RECORDS SHOWN:

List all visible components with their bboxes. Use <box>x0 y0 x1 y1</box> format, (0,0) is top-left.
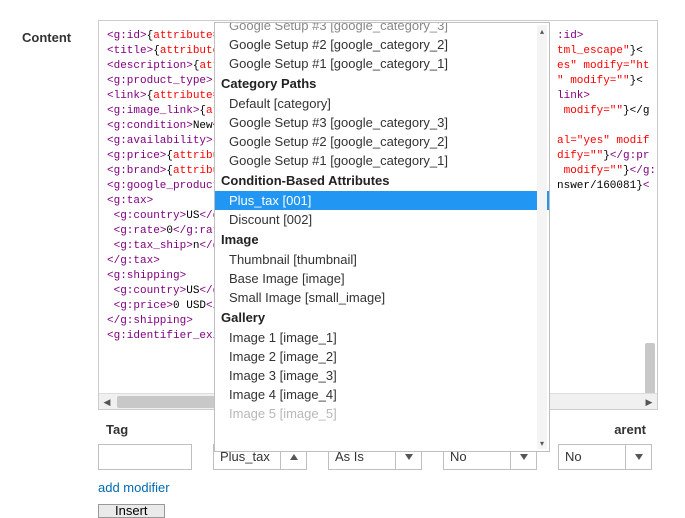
chevron-down-icon[interactable] <box>625 445 651 469</box>
option-select-2-value: No <box>559 445 625 469</box>
vertical-scrollbar[interactable] <box>645 43 655 410</box>
dropdown-scrollbar[interactable]: ▴ ▾ <box>537 25 547 449</box>
scroll-up-icon[interactable]: ▴ <box>537 25 547 37</box>
dropdown-item[interactable]: Google Setup #1 [google_category_1] <box>215 54 549 73</box>
scroll-right-icon[interactable]: ▶ <box>641 394 657 410</box>
dropdown-item[interactable]: Discount [002] <box>215 210 549 229</box>
dropdown-group-header: Gallery <box>215 307 549 328</box>
dropdown-item[interactable]: Image 1 [image_1] <box>215 328 549 347</box>
dropdown-item[interactable]: Google Setup #2 [google_category_2] <box>215 132 549 151</box>
dropdown-item[interactable]: Google Setup #3 [google_category_3] <box>215 113 549 132</box>
dropdown-item[interactable]: Base Image [image] <box>215 269 549 288</box>
dropdown-group-header: Image <box>215 229 549 250</box>
parent-label: arent <box>614 422 646 437</box>
attribute-dropdown[interactable]: Google Setup #3 [google_category_3]Googl… <box>214 22 550 452</box>
content-label: Content <box>22 30 71 45</box>
scroll-down-icon[interactable]: ▾ <box>537 437 547 449</box>
dropdown-item[interactable]: Google Setup #1 [google_category_1] <box>215 151 549 170</box>
dropdown-group-header: Condition-Based Attributes <box>215 170 549 191</box>
dropdown-item[interactable]: Plus_tax [001] <box>215 191 549 210</box>
dropdown-item[interactable]: Image 5 [image_5] <box>215 404 549 423</box>
dropdown-item[interactable]: Default [category] <box>215 94 549 113</box>
option-select-2[interactable]: No <box>558 444 652 470</box>
tag-label: Tag <box>106 422 128 437</box>
dropdown-group-header: Category Paths <box>215 73 549 94</box>
dropdown-item[interactable]: Thumbnail [thumbnail] <box>215 250 549 269</box>
tag-input[interactable] <box>98 444 192 470</box>
dropdown-item[interactable]: Image 3 [image_3] <box>215 366 549 385</box>
dropdown-item[interactable]: Google Setup #3 [google_category_3] <box>215 22 549 35</box>
dropdown-item[interactable]: Image 4 [image_4] <box>215 385 549 404</box>
insert-button[interactable]: Insert <box>98 504 165 518</box>
dropdown-item[interactable]: Image 2 [image_2] <box>215 347 549 366</box>
scroll-left-icon[interactable]: ◀ <box>99 394 115 410</box>
dropdown-item[interactable]: Small Image [small_image] <box>215 288 549 307</box>
dropdown-item[interactable]: Google Setup #2 [google_category_2] <box>215 35 549 54</box>
add-modifier-link[interactable]: add modifier <box>98 480 170 495</box>
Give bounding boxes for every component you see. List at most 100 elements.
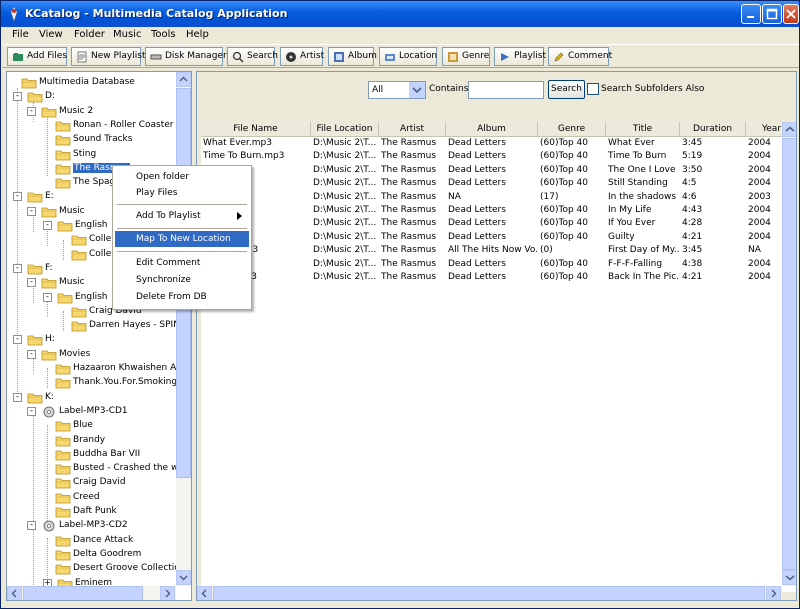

DIRECTIONS:
Copy the lines above word for word, without the pictures.

EXERCISE OUTPUT:
List all visible components with their bboxes. Use <box>x0 y0 x1 y1</box> format, (0,0) is top-left.
chevron-down-icon[interactable] <box>625 445 651 469</box>
option-select-2-value: No <box>559 445 625 469</box>
vertical-scrollbar[interactable] <box>645 43 655 410</box>
dropdown-scrollbar[interactable]: ▴ ▾ <box>537 25 547 449</box>
scroll-up-icon[interactable]: ▴ <box>537 25 547 37</box>
dropdown-item[interactable]: Google Setup #1 [google_category_1] <box>215 54 549 73</box>
scroll-right-icon[interactable]: ▶ <box>641 394 657 410</box>
dropdown-item[interactable]: Discount [002] <box>215 210 549 229</box>
dropdown-group-header: Gallery <box>215 307 549 328</box>
dropdown-item[interactable]: Image 1 [image_1] <box>215 328 549 347</box>
dropdown-item[interactable]: Google Setup #2 [google_category_2] <box>215 132 549 151</box>
dropdown-item[interactable]: Google Setup #3 [google_category_3] <box>215 113 549 132</box>
dropdown-item[interactable]: Base Image [image] <box>215 269 549 288</box>
dropdown-group-header: Image <box>215 229 549 250</box>
parent-label: arent <box>614 422 646 437</box>
attribute-dropdown[interactable]: Google Setup #3 [google_category_3]Googl… <box>214 22 550 452</box>
content-label: Content <box>22 30 71 45</box>
scroll-down-icon[interactable]: ▾ <box>537 437 547 449</box>
dropdown-item[interactable]: Google Setup #1 [google_category_1] <box>215 151 549 170</box>
dropdown-group-header: Condition-Based Attributes <box>215 170 549 191</box>
dropdown-item[interactable]: Plus_tax [001] <box>215 191 549 210</box>
dropdown-item[interactable]: Image 5 [image_5] <box>215 404 549 423</box>
dropdown-item[interactable]: Default [category] <box>215 94 549 113</box>
option-select-2[interactable]: No <box>558 444 652 470</box>
tag-label: Tag <box>106 422 128 437</box>
dropdown-group-header: Category Paths <box>215 73 549 94</box>
dropdown-item[interactable]: Thumbnail [thumbnail] <box>215 250 549 269</box>
tag-input[interactable] <box>98 444 192 470</box>
dropdown-item[interactable]: Image 3 [image_3] <box>215 366 549 385</box>
dropdown-item[interactable]: Google Setup #3 [google_category_3] <box>215 22 549 35</box>
dropdown-item[interactable]: Image 4 [image_4] <box>215 385 549 404</box>
insert-button[interactable]: Insert <box>98 504 165 518</box>
dropdown-item[interactable]: Image 2 [image_2] <box>215 347 549 366</box>
scroll-left-icon[interactable]: ◀ <box>99 394 115 410</box>
dropdown-item[interactable]: Small Image [small_image] <box>215 288 549 307</box>
dropdown-item[interactable]: Google Setup #2 [google_category_2] <box>215 35 549 54</box>
add-modifier-link[interactable]: add modifier <box>98 480 170 495</box>
Give bounding boxes for every component you see. List at most 100 elements.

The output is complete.